My family moved to Parkdale in September 1942. My father was in the army and my mother decided to live outside the urban area of Melbourne because of the threat of a Japanese invasion. She had looked at houses in Mentone and Cheltenham but chose McBean Street(now Birdwood Street) because of its proximity to the beach, railway station and the shopping centre. She bought the house from Mrs. Lesoueff for £750, with repayments of 7/6 a week.
11 Birdwood Street, Parkdale 1974.
The house at 11 McBean Street seemed to be surrounded by pine trees. A ragged hedge of ti-tree and coprosma spilled onto the unmade foot path. There was no garden and the coastal grass and pig-face covered the sandy soil. The house was cottage style, half weatherboard and half rough cast. It had four main rooms, an annexe at the rear for a kitchen and another small outbuilding with a copper and concrete wash troughs. The lavatory was on the back side fence so that the dunny man could have access from the road. He visited us once a week and at Christmas Mum would write him a poem in appreciation and leave him a one pound note. On the other side of the house at the end of the drive, was Bob’s sleep out. Before we left Orrong Road, Mum had bought a prefabricated room, which was Bob’s bedroom-cum- study. At the time, he was at Melbourne Teachers’ College. The portable was shifted to Parkdale and re-constructed on site. It made a very comfortable room, and in the summer the perfume of the Blackboy rose, which Mum had planted, would come wafting in the little window near the bed.
In the middle of the back yard we discovered that the previous tenant had constructed an air-raid shelter which was a large hole about six foot deep and ten foot long and five foot wide. Wooden steps led into the shelter and the whole thing was covered with sheets of tin. We were very fortunate that we never had an air raid because we would all have been drowned, as the seepage from the rest of the street had filled the hole. Mum forbade us to go near it, much to my chagrin. An enormous Aleppo pine tree was at the extreme rear of the block. It was bigger than all the other trees and stood grandly at the junction of the other neighbours’ fences. This tree became a tree house, a plane, a ship or anything one desired. There was always the smell of turpentine resin and a sticky gum on one’s hands after playing in the pines.
From Miss Sugden’s shop on the corner of Beach Roadand McBean Street, there were four houses on our side to Number 11; the shop, Miss Sugden’s mother, the Jones, the Allens, the Hallidays and then us. On the same side of the road past us were the O’Neills, the Lawsons, two holiday houses, the Johns, the Healys and then the lane way which led to Antibes Street .On the other side of the street were the Sullivans next to the lane, then the Campells, the big vacant block, (which later became a playground), the Smiths, Mrs. McDonald’s boarding house, the Farrows, and facing the beach, a large modern white house which I called the rich people’s place. This was the little world we entered in 1942. Of course there were other people but they did not come into the gambit of my life for a few years. My mates were Frank, John and Pat O’Neill, Gordon Halliday and Don Lawson.

Dataset content ->
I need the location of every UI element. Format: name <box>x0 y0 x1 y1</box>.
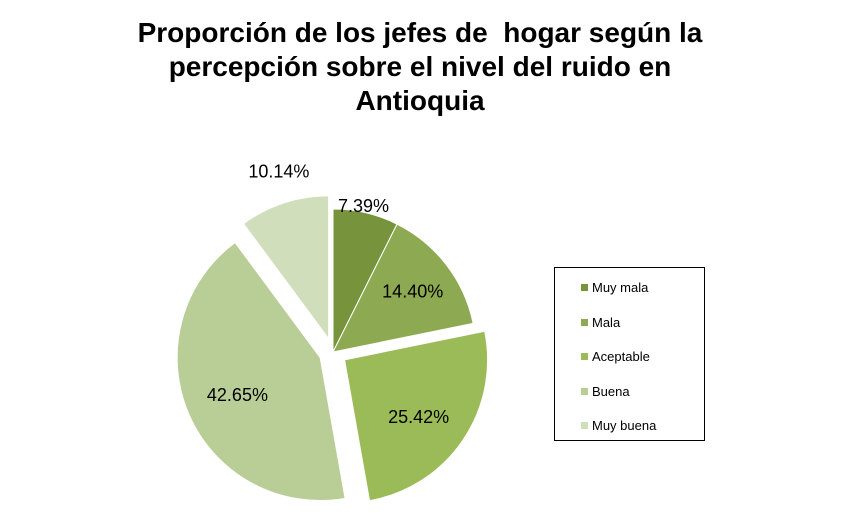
chart-title-line: Antioquia <box>355 85 485 116</box>
legend-label: Buena <box>592 383 630 399</box>
legend-item-buena: Buena <box>581 383 630 399</box>
pie-slice-mala <box>332 223 474 353</box>
legend-label: Muy mala <box>592 279 649 295</box>
legend-item-muy-mala: Muy mala <box>581 279 648 295</box>
pie-slice-aceptable <box>344 330 489 502</box>
legend-swatch <box>581 387 588 395</box>
data-label: 42.65% <box>207 385 268 405</box>
legend-swatch <box>581 421 588 429</box>
data-label: 14.40% <box>382 281 443 301</box>
data-label: 25.42% <box>388 407 449 427</box>
pie-slice-buena <box>176 241 346 501</box>
chart-title-line: Proporción de los jefes de hogar según l… <box>137 17 703 48</box>
data-label: 10.14% <box>248 162 309 182</box>
legend: Muy mala Mala Aceptable Buena Muy buena <box>554 267 705 441</box>
legend-swatch <box>581 352 588 360</box>
legend-label: Muy buena <box>592 417 657 433</box>
pie-slice-muy-buena <box>242 195 330 341</box>
legend-item-muy-buena: Muy buena <box>581 417 656 433</box>
legend-swatch <box>581 283 588 291</box>
data-label: 7.39% <box>338 196 389 216</box>
legend-item-mala: Mala <box>581 314 620 330</box>
chart-title-line: percepción sobre el nivel del ruido en <box>168 51 672 82</box>
legend-item-aceptable: Aceptable <box>581 348 650 364</box>
chart-title: Proporción de los jefes de hogar según l… <box>80 16 760 118</box>
legend-label: Mala <box>592 314 621 330</box>
legend-swatch <box>581 318 588 326</box>
legend-label: Aceptable <box>592 348 650 364</box>
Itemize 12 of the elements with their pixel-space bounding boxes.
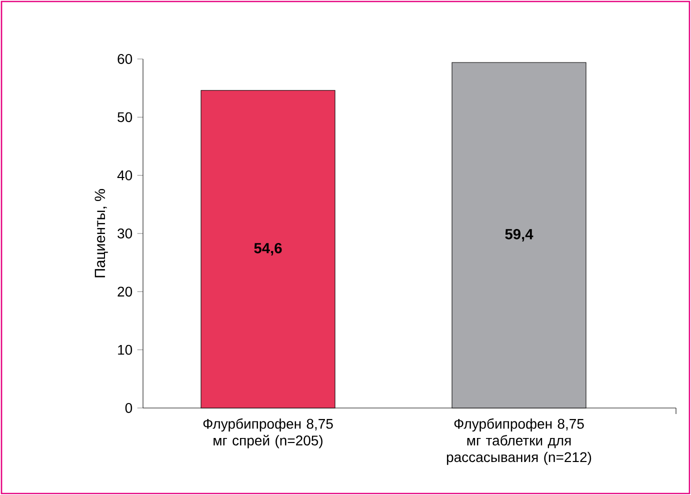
data-label: 54,6 xyxy=(254,242,282,256)
y-tick-label: 60 xyxy=(118,54,132,64)
y-axis-title: Пациенты, % xyxy=(94,189,108,278)
y-tick-label: 40 xyxy=(117,170,132,180)
y-tick-label: 0 xyxy=(125,403,132,413)
y-tick-label: 30 xyxy=(118,228,132,238)
x-tick-label: Флурбипрофен 8,75 мг спрей (n=205) xyxy=(203,418,333,448)
data-label: 59,4 xyxy=(505,228,534,242)
x-tick-label: Флурбипрофен 8,75 мг таблетки для рассасывания (n=212) xyxy=(446,418,592,465)
y-tick-label: 20 xyxy=(118,286,132,297)
y-tick-label: 10 xyxy=(118,344,132,355)
y-tick-label: 50 xyxy=(118,112,132,122)
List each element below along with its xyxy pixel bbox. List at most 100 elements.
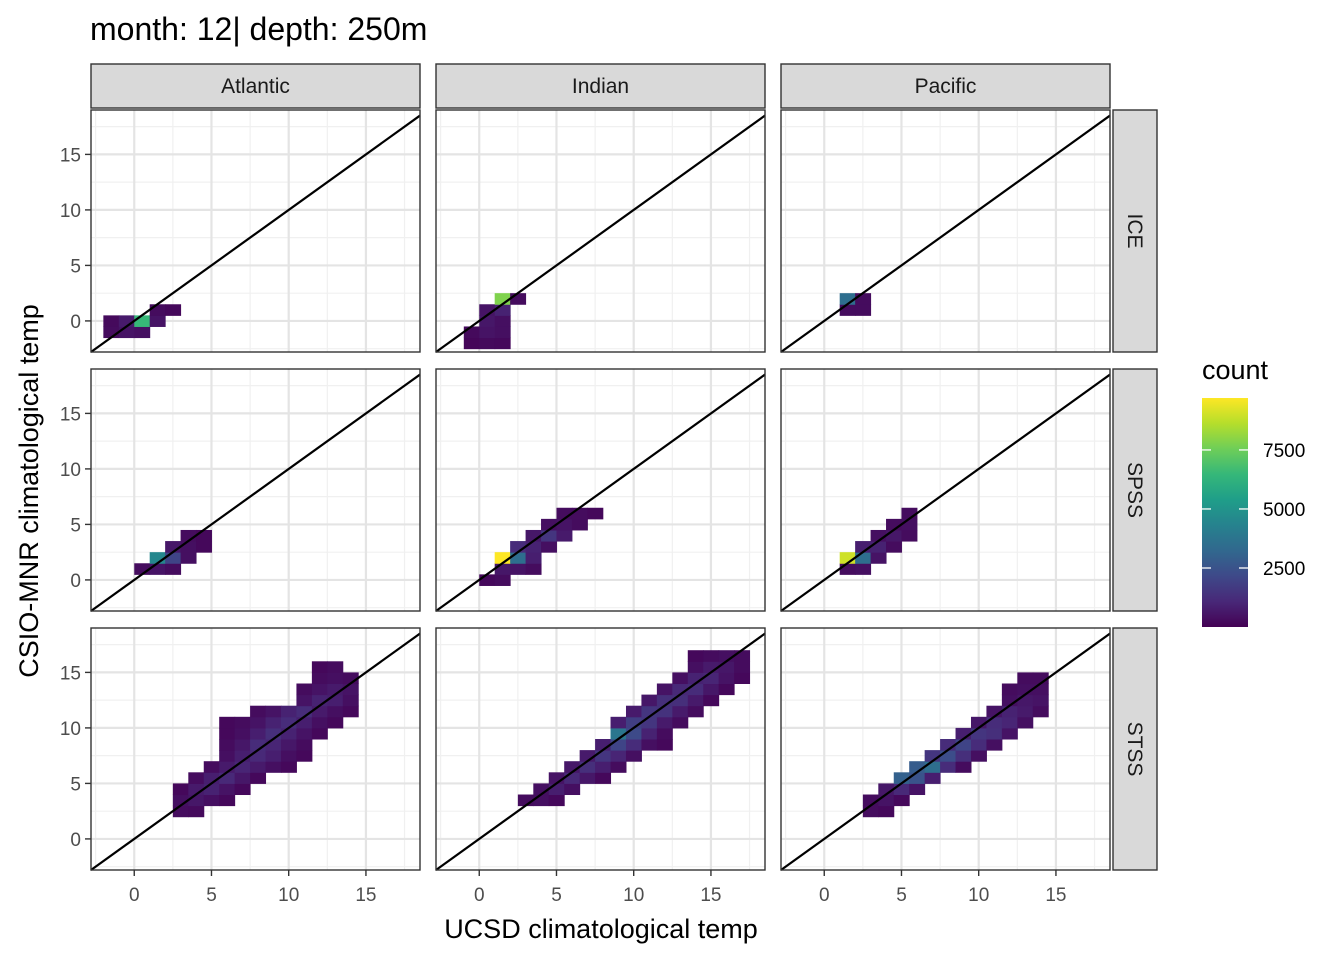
x-tick-label: 0 — [819, 885, 830, 906]
heatmap-cell — [265, 705, 282, 718]
heatmap-cell — [656, 727, 673, 740]
heatmap-cell — [687, 661, 704, 673]
heatmap-cell — [595, 772, 612, 784]
y-tick-label: 0 — [70, 312, 81, 333]
heatmap-cell — [311, 705, 328, 718]
heatmap-cell — [579, 750, 596, 762]
heatmap-cell — [165, 304, 182, 316]
panel-atlantic-stss — [90, 627, 421, 871]
heatmap-cell — [327, 672, 344, 685]
heatmap-cell — [955, 761, 972, 773]
heatmap-cell — [1001, 683, 1018, 696]
heatmap-cell — [986, 739, 1003, 751]
strip-background — [435, 63, 766, 109]
heatmap-cell — [878, 794, 895, 807]
heatmap-cell — [641, 694, 658, 707]
heatmap-cell — [955, 750, 972, 762]
heatmap-cell — [703, 683, 720, 696]
heatmap-cell — [970, 739, 987, 751]
heatmap-cell — [571, 507, 588, 520]
heatmap-cell — [494, 293, 511, 305]
heatmap-cell — [296, 705, 313, 718]
heatmap-cell — [327, 716, 344, 729]
heatmap-cell — [955, 727, 972, 740]
strips-layer: Atlantic Indian Pacific ICE SPSS STSS — [90, 63, 1158, 871]
heatmap-cell — [1017, 694, 1034, 707]
panel-border — [90, 109, 421, 353]
heatmap-cell — [641, 727, 658, 740]
colorbar-tick-label: 2500 — [1263, 559, 1305, 580]
heatmap-cell — [886, 541, 902, 553]
heatmap-cell — [541, 529, 557, 542]
heatmap-cell — [280, 716, 297, 729]
heatmap-cell — [219, 772, 236, 784]
heatmap-cell — [494, 574, 511, 586]
heatmap-cell — [311, 727, 328, 740]
y-tick-label: 15 — [60, 404, 81, 425]
heatmap-cell — [734, 661, 751, 673]
heatmap-cell — [280, 739, 297, 751]
heatmap-cell — [188, 772, 205, 784]
heatmap-cell — [924, 761, 941, 773]
heatmap-cell — [878, 783, 895, 796]
y-tick-label: 10 — [60, 201, 81, 222]
heatmap-cell — [656, 739, 673, 751]
heatmap-cell — [219, 716, 236, 729]
panel-border — [90, 627, 421, 871]
heatmap-cell — [280, 727, 297, 740]
x-tick-label: 15 — [700, 885, 721, 906]
identity-reference-line — [780, 373, 1111, 612]
heatmap-cell — [909, 783, 926, 796]
heatmap-cell — [1032, 694, 1049, 707]
heatmap-cell — [203, 772, 220, 784]
heatmap-cell — [188, 783, 205, 796]
heatmap-cell — [149, 304, 166, 316]
heatmap-cell — [134, 315, 151, 327]
heatmap-cell — [703, 694, 720, 707]
panel-atlantic-ice — [90, 109, 421, 353]
heatmap-cell — [250, 750, 267, 762]
heatmap-cell — [296, 750, 313, 762]
panel-pacific-spss — [780, 368, 1111, 612]
heatmap-cell — [703, 672, 720, 685]
heatmap-cell — [517, 794, 534, 807]
panel-border — [780, 109, 1111, 353]
heatmap-cell — [703, 661, 720, 673]
heatmap-cell — [587, 507, 604, 520]
heatmap-cell — [641, 705, 658, 718]
heatmap-cell — [940, 739, 957, 751]
heatmap-cell — [250, 705, 267, 718]
heatmap-cell — [250, 772, 267, 784]
heatmap-cell — [342, 705, 359, 718]
heatmap-cell — [234, 783, 251, 796]
heatmap-cell — [1017, 683, 1034, 696]
heatmap-cell — [296, 739, 313, 751]
heatmap-cell — [625, 705, 642, 718]
heatmap-cell — [839, 304, 856, 316]
heatmap-cell — [548, 772, 565, 784]
y-tick-label: 15 — [60, 145, 81, 166]
panel-atlantic-spss — [90, 368, 421, 612]
heatmap-cell — [901, 518, 918, 531]
heatmap-cell — [909, 761, 926, 773]
y-tick-label: 10 — [60, 719, 81, 740]
heatmap-cell — [311, 694, 328, 707]
x-tick-label: 15 — [355, 885, 376, 906]
column-strip-label: Pacific — [915, 75, 977, 98]
heatmap-cell — [172, 794, 189, 807]
heatmap-cell — [525, 552, 542, 564]
heatmap-cell — [219, 761, 236, 773]
heatmap-cell — [494, 326, 511, 339]
heatmap-cell — [870, 541, 887, 553]
row-strip-ice: ICE — [1112, 109, 1158, 353]
heatmap-cell — [510, 563, 527, 575]
heatmap-cell — [180, 541, 197, 553]
x-tick-label: 5 — [206, 885, 217, 906]
heatmap-cell — [564, 772, 581, 784]
heatmap-cell — [1001, 716, 1018, 729]
x-tick-label: 5 — [896, 885, 907, 906]
heatmap-cell — [219, 750, 236, 762]
heatmap-cell — [1001, 694, 1018, 707]
heatmap-cell — [479, 574, 496, 586]
heatmap-cell — [901, 529, 918, 542]
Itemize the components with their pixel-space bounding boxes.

What is being asked ->
Write out word for word the part of the Parkdale memoir that starts with the words "In the middle" and ends with "in the pines.".

Result of the exercise ->
In the middle of the back yard we discovered that the previous tenant had constructed an air-raid shelter which was a large hole about six foot deep and ten foot long and five foot wide. Wooden steps led into the shelter and the whole thing was covered with sheets of tin. We were very fortunate that we never had an air raid because we would all have been drowned, as the seepage from the rest of the street had filled the hole. Mum forbade us to go near it, much to my chagrin. An enormous Aleppo pine tree was at the extreme rear of the block. It was bigger than all the other trees and stood grandly at the junction of the other neighbours’ fences. This tree became a tree house, a plane, a ship or anything one desired. There was always the smell of turpentine resin and a sticky gum on one’s hands after playing in the pines.